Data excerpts
◆ ◆ ◆ ◆ ◆ ◆ ◆

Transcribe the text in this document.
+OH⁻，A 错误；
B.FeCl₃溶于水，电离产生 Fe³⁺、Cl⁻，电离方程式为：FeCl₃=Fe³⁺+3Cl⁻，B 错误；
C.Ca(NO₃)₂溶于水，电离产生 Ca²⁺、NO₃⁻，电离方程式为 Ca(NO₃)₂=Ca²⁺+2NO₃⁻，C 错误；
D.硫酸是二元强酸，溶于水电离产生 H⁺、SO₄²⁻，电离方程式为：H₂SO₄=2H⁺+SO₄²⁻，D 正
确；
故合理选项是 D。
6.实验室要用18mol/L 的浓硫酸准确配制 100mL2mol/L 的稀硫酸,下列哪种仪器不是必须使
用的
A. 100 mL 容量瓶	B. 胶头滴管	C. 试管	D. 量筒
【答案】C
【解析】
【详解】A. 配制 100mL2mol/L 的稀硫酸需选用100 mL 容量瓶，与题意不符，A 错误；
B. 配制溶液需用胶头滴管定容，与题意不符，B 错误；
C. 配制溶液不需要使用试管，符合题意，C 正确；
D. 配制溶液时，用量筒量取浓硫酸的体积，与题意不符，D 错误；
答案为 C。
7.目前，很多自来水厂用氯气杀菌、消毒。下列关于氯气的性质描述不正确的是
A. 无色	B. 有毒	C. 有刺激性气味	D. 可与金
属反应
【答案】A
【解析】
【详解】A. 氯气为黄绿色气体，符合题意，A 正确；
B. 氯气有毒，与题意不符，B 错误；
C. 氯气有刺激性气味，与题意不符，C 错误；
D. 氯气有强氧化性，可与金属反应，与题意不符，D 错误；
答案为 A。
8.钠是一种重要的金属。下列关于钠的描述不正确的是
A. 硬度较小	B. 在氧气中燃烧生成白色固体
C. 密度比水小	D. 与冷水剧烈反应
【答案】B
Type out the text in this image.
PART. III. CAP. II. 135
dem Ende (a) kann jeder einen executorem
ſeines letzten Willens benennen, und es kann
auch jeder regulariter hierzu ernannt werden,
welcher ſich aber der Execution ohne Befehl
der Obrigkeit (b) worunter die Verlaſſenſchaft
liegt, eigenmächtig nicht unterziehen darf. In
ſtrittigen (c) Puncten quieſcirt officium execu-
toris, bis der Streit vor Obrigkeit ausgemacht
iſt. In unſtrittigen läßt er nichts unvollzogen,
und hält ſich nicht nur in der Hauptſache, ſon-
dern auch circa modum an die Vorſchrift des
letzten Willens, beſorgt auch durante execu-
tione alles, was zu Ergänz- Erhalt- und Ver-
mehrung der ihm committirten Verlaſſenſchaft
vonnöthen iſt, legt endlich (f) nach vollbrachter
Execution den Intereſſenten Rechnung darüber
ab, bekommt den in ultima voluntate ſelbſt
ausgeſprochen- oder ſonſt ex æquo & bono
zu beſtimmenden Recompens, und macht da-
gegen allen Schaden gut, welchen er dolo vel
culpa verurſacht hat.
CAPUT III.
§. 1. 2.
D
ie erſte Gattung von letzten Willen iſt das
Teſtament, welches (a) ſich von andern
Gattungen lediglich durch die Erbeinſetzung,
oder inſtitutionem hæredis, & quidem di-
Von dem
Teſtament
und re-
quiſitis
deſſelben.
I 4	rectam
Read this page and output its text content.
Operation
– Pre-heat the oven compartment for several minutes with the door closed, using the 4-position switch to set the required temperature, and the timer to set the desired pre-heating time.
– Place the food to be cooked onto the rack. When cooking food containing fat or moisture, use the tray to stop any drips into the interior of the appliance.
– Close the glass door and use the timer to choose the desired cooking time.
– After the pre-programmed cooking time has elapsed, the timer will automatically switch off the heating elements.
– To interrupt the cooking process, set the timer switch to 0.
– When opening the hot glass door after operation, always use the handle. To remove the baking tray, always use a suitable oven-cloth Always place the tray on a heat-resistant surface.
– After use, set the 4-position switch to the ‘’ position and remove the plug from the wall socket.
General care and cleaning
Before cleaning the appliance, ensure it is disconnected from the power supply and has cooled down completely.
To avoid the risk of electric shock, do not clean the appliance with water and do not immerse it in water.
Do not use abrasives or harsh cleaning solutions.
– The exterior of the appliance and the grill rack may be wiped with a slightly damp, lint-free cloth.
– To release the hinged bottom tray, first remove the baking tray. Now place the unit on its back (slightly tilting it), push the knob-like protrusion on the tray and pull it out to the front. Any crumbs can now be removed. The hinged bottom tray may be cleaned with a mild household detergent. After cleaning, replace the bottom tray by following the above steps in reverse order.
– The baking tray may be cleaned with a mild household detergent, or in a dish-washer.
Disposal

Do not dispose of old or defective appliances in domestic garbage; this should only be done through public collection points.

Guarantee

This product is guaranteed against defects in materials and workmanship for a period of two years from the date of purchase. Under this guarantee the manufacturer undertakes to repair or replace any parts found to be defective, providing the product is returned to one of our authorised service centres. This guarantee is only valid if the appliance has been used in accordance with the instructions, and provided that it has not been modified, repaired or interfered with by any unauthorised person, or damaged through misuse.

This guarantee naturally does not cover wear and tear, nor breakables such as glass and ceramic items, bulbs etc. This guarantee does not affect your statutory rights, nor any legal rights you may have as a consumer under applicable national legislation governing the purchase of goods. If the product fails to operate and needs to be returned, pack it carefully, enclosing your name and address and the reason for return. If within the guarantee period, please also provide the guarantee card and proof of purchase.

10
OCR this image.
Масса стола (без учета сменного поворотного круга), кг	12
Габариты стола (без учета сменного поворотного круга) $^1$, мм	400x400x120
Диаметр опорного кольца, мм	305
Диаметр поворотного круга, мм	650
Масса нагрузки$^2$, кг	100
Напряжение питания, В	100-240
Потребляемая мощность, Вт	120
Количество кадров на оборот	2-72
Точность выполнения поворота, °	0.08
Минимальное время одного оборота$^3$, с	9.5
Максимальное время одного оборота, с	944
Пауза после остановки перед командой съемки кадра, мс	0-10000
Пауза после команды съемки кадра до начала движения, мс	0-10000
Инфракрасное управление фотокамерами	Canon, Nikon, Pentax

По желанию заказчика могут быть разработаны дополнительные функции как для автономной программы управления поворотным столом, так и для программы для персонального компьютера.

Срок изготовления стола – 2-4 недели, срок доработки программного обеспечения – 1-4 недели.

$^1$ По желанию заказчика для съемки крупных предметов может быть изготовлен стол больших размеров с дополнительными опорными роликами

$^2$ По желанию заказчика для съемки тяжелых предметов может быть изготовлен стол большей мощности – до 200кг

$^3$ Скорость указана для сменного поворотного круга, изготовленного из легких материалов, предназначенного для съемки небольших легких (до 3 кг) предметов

◆ ◆ ◆ ◆ ◆ ◆ ◆

> PROMPT
From the line that contains "OCR this image." down to the last line of the listing above, repeat each line exactly, and include nothing else.

> RESPONSE TO THIS TASK
OCR this image.
Масса стола (без учета сменного поворотного круга), кг	12
Габариты стола (без учета сменного поворотного круга) $^1$, мм	400x400x120
Диаметр опорного кольца, мм	305
Диаметр поворотного круга, мм	650
Масса нагрузки$^2$, кг	100
Напряжение питания, В	100-240
Потребляемая мощность, Вт	120
Количество кадров на оборот	2-72
Точность выполнения поворота, °	0.08
Минимальное время одного оборота$^3$, с	9.5
Максимальное время одного оборота, с	944
Пауза после остановки перед командой съемки кадра, мс	0-10000
Пауза после команды съемки кадра до начала движения, мс	0-10000
Инфракрасное управление фотокамерами	Canon, Nikon, Pentax

По желанию заказчика могут быть разработаны дополнительные функции как для автономной программы управления поворотным столом, так и для программы для персонального компьютера.

Срок изготовления стола – 2-4 недели, срок доработки программного обеспечения – 1-4 недели.

$^1$ По желанию заказчика для съемки крупных предметов может быть изготовлен стол больших размеров с дополнительными опорными роликами

$^2$ По желанию заказчика для съемки тяжелых предметов может быть изготовлен стол большей мощности – до 200кг

$^3$ Скорость указана для сменного поворотного круга, изготовленного из легких материалов, предназначенного для съемки небольших легких (до 3 кг) предметов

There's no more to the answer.